• _TASK TO CARRY OUT_:
Report the count of lines below that include "Management", without any other text.

• _DATA_:
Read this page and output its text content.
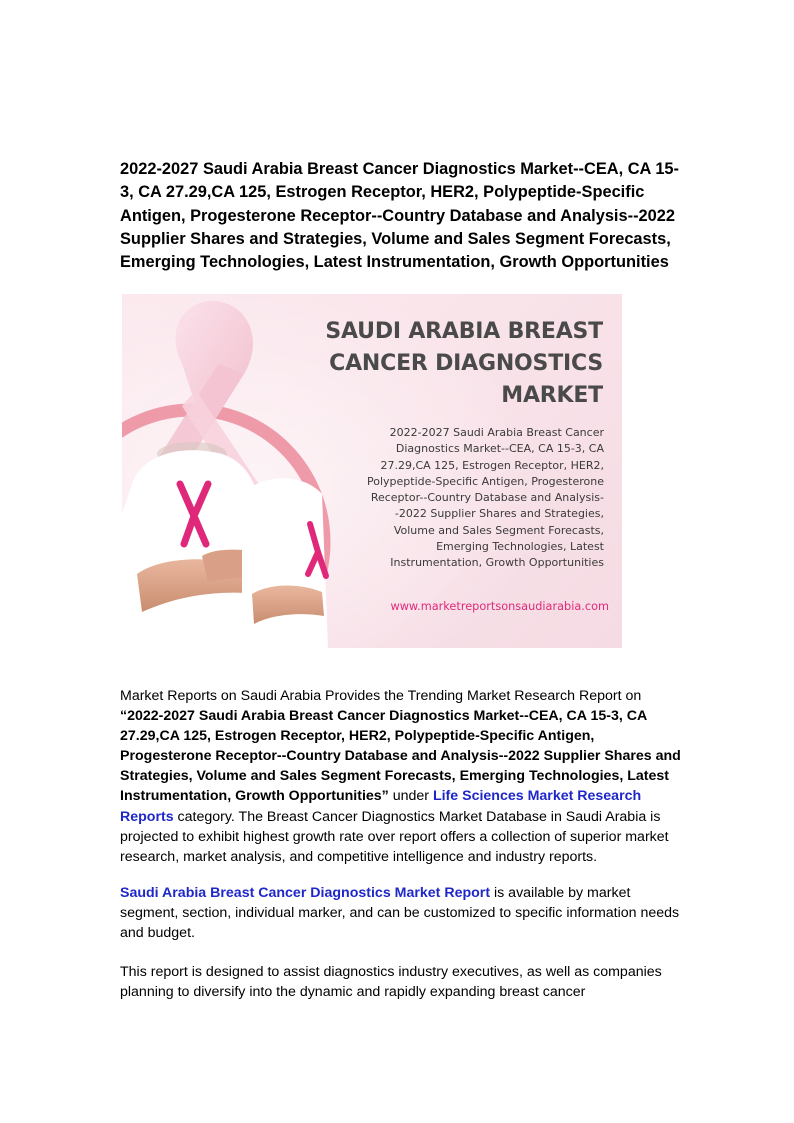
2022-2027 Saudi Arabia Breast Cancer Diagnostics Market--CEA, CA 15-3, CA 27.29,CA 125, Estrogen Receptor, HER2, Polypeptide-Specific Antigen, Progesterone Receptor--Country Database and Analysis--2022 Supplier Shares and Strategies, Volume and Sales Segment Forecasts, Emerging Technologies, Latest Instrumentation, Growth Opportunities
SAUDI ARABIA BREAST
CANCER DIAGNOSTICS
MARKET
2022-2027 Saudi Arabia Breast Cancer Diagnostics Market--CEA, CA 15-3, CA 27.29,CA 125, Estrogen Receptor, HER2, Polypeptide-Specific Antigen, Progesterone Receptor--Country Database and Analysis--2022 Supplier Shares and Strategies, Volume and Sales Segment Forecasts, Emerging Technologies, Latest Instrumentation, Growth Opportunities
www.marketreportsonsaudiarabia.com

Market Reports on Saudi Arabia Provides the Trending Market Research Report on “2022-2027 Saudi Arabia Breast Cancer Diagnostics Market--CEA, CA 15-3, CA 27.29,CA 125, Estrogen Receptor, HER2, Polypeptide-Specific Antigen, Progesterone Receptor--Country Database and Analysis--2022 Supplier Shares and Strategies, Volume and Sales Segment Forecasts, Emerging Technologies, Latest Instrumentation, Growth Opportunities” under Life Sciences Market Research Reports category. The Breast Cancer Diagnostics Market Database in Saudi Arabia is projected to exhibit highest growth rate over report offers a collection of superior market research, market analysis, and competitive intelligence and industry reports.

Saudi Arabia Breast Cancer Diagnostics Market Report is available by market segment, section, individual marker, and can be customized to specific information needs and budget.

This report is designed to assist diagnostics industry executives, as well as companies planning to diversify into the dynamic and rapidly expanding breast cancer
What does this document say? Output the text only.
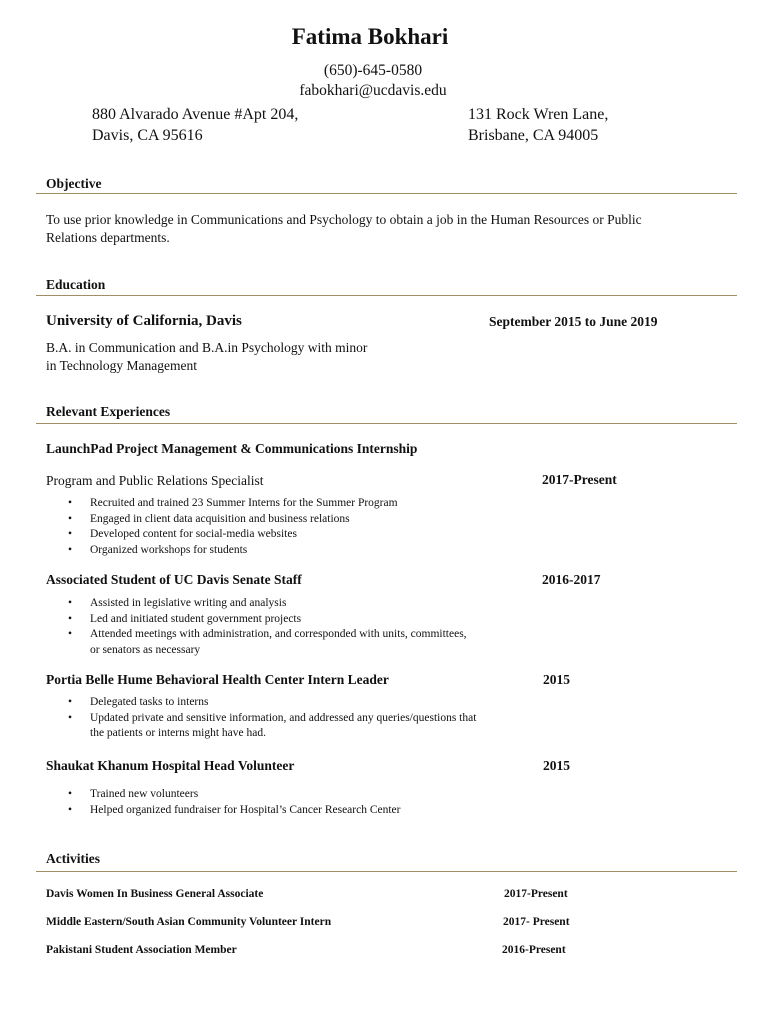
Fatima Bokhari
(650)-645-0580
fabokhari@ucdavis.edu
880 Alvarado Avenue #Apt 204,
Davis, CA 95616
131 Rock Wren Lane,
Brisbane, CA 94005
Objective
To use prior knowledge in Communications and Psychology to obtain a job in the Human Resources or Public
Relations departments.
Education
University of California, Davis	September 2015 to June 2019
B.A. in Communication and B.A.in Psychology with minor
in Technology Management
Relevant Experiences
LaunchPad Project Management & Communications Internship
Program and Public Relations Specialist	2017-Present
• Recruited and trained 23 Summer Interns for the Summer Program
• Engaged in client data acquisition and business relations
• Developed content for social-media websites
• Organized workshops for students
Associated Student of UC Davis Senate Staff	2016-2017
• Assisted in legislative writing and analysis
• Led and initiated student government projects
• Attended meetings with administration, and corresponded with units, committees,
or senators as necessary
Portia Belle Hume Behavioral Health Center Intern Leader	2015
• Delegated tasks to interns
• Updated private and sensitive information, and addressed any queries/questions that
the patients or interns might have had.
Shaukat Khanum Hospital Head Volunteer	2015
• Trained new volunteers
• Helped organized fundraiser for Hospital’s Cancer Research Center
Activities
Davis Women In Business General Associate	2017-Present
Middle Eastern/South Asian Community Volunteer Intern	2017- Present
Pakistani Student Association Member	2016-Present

• _SOLUTION TO THE PROBLEM_:
2